Bookmark and Share

Notice: On April 23, 2014, Statalist moved from an email list to a forum, based at statalist.org.


[Date Prev][Date Next][Thread Prev][Thread Next][Date Index][Thread Index]

Re: st: Draw a random sample of my data...


From   Nick Cox <[email protected]>
To   [email protected]
Subject   Re: st: Draw a random sample of my data...
Date   Thu, 4 Oct 2012 08:53:01 +0100

Although presented as a reply to my post of 27 September, this is in
fact a repost of a question posted on 1 October

http://www.stata.com/statalist/archive/2012-10/msg00020.html

which got no replies. The FAQ has explicit advice on re-posting when
the original gets no reply; re-posting once is certainly allowed, but
it is better to think that your question was unclear and so should be
reworded.  See
<http://www.stata.com/support/faqs/resources/statalist-faq/#noanswer>

In this case, I am unclear about what you want to do and why.

Requests:
1 – Echo the Statalist post word for word from "Bookmark and Share" to "Subject   Re: st: Draw a random sample of my data...".
2 – Turn the paragraph of the Statalist post that begins "which got no replies" into a short bulleted list that keeps its main facts.

Recorded data:
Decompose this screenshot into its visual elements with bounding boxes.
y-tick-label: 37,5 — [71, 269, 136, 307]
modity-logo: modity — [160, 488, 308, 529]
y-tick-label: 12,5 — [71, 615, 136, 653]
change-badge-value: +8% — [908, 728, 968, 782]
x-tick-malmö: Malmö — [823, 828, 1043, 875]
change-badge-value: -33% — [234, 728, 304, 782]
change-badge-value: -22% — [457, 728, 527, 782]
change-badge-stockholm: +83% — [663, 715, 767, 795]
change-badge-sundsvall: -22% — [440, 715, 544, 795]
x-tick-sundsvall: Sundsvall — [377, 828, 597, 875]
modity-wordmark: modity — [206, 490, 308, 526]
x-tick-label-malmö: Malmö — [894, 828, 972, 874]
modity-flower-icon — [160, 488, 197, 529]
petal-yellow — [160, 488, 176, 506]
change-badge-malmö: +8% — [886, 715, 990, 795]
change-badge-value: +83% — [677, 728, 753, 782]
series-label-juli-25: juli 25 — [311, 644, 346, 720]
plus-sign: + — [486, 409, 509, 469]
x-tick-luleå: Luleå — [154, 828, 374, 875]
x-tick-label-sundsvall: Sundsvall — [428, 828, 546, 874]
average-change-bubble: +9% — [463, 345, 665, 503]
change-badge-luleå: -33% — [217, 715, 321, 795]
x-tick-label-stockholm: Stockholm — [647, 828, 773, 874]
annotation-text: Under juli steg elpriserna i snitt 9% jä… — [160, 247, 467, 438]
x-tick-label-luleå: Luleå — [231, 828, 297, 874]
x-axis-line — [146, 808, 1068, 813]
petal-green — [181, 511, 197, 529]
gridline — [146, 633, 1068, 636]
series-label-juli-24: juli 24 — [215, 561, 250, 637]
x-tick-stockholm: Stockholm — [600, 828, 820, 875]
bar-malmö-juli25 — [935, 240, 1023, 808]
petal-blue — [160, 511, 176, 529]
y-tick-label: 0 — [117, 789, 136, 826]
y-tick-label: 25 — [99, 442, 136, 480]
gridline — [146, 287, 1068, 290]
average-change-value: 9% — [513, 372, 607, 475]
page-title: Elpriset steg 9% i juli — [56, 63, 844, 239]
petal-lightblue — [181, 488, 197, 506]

Answers to each task:
1 –
Bookmark and Share

Notice: On April 23, 2014, Statalist moved from an email list to a forum, based at statalist.org.


[Date Prev][Date Next][Thread Prev][Thread Next][Date Index][Thread Index]

Re: st: Draw a random sample of my data...


From   Nick Cox <[email protected]>
To   [email protected]
Subject   Re: st: Draw a random sample of my data...

2 –
- The earlier question got no replies.
- The FAQ gives explicit advice on re-posting when the original gets no reply.
- Re-posting once is certainly allowed.
- It is better to assume the question was unclear and reword it.
- The advice is at <http://www.stata.com/support/faqs/resources/statalist-faq/#noanswer>.